◆ GIVEN PROBLEM:
Pick out each line in these entries that contains the string "Surface".

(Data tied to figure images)
____
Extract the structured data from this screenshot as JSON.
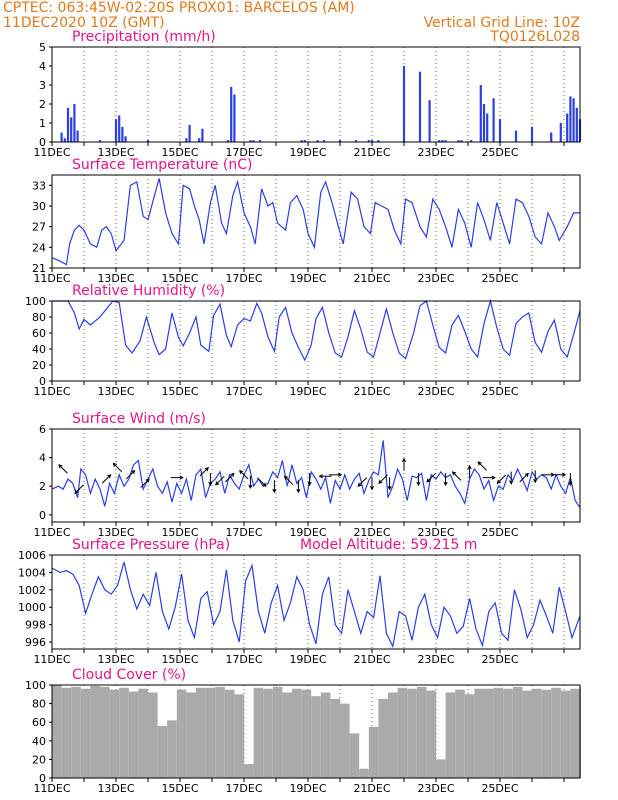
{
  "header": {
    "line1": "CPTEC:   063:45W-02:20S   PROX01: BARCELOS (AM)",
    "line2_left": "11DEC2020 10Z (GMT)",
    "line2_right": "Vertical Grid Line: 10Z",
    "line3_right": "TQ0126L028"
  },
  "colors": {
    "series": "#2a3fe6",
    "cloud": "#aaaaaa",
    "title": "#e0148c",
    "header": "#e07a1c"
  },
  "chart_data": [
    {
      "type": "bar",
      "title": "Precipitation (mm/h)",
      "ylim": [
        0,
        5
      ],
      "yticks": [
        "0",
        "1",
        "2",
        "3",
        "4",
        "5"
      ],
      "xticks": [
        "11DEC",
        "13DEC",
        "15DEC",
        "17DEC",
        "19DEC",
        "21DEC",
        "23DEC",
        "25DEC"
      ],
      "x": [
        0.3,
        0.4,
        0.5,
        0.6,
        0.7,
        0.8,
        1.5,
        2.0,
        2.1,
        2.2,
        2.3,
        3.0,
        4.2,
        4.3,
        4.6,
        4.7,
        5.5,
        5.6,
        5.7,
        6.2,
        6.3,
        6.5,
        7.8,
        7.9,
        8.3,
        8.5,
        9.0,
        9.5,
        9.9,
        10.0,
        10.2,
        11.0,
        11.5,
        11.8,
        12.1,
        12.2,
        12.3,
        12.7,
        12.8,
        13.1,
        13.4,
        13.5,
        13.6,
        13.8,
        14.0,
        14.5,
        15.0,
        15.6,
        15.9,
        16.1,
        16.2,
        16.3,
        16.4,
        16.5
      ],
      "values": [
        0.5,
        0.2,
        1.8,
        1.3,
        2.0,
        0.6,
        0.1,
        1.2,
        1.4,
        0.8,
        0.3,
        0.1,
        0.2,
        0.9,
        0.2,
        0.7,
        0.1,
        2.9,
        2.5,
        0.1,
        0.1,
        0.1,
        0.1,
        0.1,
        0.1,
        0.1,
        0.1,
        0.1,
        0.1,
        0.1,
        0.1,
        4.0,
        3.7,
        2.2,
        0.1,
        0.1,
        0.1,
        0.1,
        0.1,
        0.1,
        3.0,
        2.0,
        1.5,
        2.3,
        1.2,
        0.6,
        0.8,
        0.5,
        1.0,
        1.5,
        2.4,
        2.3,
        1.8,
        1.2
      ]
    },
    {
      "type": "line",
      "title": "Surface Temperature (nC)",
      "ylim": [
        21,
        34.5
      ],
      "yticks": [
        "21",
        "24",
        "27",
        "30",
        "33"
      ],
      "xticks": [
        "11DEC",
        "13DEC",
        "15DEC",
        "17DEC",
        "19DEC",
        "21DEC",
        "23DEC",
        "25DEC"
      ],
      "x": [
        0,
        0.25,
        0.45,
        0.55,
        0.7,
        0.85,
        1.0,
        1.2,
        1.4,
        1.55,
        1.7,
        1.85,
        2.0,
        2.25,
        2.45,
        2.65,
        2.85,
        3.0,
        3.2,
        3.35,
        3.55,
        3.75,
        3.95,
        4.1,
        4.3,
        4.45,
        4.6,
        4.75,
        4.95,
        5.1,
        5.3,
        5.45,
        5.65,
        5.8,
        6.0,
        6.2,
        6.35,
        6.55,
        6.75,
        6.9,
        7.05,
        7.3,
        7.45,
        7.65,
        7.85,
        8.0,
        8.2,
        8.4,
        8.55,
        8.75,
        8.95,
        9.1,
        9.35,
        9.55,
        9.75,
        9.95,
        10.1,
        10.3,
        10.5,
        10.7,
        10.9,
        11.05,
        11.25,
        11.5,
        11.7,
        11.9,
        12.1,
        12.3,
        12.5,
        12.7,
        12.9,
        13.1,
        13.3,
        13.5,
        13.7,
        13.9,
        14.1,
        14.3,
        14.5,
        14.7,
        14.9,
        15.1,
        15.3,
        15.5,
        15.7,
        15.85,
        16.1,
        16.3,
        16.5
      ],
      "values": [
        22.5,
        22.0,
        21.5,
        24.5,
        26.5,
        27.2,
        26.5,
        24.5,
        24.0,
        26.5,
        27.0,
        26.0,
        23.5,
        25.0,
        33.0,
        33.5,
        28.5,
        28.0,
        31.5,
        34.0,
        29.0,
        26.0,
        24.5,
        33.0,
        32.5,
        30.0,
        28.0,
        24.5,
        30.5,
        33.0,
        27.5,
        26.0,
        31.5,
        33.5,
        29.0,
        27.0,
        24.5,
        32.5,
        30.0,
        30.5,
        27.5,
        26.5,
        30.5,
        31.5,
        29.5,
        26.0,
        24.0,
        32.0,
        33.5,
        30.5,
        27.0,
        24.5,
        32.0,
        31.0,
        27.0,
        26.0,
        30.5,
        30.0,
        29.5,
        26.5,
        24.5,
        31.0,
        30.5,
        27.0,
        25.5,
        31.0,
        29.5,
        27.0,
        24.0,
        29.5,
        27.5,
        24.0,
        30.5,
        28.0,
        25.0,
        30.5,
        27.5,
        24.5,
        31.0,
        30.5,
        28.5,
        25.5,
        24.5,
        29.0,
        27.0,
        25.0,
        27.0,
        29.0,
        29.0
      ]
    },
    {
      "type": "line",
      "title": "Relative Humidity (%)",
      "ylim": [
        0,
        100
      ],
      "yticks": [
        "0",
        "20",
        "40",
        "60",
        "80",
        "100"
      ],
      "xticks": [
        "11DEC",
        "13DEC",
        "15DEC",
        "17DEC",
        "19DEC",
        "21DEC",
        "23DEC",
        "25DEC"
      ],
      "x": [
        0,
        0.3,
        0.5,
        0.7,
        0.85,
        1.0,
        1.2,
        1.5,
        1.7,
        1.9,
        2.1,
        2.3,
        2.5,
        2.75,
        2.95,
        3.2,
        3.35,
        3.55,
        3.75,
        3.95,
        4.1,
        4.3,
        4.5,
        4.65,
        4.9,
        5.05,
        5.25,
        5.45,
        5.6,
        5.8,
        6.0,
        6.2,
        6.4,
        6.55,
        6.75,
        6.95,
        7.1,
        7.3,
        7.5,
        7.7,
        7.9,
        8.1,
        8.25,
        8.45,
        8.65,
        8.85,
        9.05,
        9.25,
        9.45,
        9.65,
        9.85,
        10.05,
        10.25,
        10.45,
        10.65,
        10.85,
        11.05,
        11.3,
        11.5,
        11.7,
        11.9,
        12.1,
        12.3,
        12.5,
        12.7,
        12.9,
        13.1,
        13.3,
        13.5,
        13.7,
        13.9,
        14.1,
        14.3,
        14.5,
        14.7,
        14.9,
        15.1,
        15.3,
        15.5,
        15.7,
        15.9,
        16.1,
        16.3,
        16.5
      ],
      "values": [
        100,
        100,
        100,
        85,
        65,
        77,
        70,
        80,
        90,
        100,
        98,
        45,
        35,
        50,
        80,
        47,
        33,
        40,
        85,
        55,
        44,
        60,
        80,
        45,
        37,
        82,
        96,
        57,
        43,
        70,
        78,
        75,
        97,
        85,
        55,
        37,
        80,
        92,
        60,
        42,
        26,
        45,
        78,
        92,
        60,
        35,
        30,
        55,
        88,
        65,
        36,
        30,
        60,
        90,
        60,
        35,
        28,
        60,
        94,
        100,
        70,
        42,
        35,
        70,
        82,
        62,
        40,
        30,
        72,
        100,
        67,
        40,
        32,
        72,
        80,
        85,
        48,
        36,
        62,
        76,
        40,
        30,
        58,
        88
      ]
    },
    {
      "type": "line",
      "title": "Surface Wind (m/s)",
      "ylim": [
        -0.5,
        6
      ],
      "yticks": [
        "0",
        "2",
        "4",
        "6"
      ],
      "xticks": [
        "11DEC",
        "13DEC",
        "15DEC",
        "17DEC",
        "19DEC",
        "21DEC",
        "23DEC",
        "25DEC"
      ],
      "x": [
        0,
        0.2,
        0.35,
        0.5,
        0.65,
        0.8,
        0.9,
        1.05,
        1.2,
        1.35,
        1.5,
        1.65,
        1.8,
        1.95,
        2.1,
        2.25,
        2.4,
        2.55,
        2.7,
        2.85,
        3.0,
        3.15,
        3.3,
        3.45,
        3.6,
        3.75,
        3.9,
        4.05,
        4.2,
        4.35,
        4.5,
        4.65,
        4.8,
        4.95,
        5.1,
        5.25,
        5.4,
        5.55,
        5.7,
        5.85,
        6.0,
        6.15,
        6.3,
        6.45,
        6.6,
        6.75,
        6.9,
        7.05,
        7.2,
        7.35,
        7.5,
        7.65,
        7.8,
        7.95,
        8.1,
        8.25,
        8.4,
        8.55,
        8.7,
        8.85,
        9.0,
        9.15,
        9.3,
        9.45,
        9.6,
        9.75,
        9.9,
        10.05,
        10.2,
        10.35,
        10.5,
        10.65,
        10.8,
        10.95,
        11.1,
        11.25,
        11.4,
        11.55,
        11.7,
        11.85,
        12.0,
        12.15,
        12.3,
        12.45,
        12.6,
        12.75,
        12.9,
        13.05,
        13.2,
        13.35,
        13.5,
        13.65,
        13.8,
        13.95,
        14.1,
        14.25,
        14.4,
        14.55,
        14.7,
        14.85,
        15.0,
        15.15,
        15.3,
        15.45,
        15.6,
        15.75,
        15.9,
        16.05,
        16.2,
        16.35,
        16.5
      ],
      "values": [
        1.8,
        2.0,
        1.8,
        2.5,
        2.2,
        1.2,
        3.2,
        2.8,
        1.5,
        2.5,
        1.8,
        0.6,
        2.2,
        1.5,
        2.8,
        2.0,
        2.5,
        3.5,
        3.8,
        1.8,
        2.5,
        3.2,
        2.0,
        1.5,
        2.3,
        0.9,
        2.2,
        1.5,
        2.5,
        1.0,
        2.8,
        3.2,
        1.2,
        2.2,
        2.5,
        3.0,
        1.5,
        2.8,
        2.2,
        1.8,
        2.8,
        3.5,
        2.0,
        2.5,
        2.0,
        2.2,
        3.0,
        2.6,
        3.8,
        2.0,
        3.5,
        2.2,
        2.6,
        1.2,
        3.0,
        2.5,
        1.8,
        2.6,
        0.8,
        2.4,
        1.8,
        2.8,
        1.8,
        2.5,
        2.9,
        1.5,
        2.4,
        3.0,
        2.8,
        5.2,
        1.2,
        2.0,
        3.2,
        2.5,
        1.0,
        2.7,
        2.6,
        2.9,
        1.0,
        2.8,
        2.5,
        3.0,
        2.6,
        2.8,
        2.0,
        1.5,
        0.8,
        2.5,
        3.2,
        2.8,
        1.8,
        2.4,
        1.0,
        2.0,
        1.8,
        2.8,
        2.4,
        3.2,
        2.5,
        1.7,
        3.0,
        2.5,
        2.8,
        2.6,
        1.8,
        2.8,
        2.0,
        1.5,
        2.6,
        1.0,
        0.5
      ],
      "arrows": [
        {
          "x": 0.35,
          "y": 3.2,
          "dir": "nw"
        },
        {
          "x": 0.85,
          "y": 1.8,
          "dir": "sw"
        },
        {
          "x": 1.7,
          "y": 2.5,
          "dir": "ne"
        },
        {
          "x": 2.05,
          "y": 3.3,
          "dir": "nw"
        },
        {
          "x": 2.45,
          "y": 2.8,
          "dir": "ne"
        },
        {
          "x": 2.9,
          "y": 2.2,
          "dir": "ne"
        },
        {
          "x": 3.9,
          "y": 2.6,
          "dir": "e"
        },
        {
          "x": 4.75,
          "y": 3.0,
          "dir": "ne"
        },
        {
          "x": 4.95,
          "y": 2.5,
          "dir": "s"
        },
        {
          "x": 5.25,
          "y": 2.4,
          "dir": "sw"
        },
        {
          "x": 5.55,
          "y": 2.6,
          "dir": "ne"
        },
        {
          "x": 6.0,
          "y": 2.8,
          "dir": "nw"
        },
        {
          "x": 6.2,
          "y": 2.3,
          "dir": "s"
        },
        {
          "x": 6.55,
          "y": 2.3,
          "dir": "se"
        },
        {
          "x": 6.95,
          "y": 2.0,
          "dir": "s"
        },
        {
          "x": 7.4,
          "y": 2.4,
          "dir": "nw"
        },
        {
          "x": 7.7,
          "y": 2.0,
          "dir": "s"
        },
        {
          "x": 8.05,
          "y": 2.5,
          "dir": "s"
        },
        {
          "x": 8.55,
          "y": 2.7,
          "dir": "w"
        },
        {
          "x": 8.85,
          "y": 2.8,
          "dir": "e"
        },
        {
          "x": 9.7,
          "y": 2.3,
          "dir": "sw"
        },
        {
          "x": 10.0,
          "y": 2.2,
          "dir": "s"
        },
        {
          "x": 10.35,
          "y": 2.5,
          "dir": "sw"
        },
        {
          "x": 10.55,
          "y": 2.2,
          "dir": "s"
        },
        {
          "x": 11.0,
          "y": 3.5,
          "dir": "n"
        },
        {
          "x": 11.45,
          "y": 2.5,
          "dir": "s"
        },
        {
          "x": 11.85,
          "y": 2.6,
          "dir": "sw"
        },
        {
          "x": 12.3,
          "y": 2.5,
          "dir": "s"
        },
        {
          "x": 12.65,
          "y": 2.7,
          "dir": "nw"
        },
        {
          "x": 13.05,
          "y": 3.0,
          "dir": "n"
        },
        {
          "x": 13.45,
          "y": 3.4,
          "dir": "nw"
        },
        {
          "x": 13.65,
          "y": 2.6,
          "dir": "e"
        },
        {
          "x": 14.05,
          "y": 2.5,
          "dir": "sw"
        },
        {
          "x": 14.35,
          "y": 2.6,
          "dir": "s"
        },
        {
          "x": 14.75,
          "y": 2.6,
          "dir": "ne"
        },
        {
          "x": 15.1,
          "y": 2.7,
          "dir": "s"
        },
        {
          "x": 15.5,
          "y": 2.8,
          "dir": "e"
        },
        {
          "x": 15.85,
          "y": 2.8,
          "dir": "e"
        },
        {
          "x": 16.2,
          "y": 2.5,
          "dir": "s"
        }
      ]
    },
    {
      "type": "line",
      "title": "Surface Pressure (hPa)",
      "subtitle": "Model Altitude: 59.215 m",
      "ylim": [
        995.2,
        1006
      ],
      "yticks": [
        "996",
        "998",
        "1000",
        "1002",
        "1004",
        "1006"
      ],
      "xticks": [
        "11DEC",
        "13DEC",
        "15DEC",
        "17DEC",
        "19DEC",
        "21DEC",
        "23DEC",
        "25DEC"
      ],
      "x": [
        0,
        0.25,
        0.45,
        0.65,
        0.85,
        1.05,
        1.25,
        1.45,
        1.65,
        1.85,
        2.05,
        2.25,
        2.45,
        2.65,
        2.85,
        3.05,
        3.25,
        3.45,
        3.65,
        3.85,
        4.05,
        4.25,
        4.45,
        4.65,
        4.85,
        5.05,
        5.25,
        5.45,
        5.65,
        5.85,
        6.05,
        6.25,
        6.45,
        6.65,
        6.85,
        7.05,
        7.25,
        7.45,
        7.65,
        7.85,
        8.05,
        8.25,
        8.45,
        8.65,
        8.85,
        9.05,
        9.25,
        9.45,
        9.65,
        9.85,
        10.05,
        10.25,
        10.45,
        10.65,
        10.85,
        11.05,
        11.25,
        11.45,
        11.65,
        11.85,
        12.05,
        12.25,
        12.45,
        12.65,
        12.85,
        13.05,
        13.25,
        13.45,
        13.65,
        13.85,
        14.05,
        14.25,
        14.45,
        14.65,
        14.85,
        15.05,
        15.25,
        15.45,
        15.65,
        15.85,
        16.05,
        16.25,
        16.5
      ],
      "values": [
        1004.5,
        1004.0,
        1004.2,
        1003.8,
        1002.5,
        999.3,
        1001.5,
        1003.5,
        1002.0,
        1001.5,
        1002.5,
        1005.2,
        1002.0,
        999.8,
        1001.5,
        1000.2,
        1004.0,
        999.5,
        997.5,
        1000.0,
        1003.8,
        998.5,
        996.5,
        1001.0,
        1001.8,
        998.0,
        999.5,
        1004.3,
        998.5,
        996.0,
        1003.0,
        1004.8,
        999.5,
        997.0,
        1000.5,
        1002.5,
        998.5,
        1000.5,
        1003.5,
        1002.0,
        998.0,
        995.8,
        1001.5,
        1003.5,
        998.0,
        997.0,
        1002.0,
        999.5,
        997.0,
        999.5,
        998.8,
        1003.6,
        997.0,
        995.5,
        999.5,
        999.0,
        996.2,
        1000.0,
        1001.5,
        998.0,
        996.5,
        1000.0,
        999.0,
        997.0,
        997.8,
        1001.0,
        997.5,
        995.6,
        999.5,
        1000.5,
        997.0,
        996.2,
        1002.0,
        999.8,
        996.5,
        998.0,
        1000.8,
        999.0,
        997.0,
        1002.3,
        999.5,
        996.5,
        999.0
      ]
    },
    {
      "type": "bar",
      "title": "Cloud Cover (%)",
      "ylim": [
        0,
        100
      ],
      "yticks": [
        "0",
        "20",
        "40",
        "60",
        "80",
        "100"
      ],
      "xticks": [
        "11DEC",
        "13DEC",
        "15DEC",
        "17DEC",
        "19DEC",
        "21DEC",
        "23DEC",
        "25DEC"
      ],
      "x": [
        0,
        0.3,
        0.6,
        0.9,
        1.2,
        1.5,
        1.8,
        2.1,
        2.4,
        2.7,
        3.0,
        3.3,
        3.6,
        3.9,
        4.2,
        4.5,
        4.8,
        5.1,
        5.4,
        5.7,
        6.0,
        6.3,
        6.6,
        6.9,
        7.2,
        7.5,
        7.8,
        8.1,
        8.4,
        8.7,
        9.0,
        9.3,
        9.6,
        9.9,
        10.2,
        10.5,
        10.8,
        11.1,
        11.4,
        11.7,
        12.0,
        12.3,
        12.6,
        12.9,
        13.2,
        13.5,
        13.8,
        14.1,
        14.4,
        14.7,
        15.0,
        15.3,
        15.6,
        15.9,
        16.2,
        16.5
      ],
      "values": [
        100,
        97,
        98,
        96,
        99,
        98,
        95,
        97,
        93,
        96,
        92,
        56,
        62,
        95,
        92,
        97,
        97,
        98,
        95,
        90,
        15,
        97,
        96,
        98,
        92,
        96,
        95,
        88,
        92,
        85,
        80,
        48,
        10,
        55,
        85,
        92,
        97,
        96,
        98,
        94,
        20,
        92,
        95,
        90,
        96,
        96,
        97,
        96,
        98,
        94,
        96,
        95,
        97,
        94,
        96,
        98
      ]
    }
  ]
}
____
◆ RESULT OF THIS TASK:
      "title": "Surface Temperature (nC)",
      "title": "Surface Wind (m/s)",
      "title": "Surface Pressure (hPa)",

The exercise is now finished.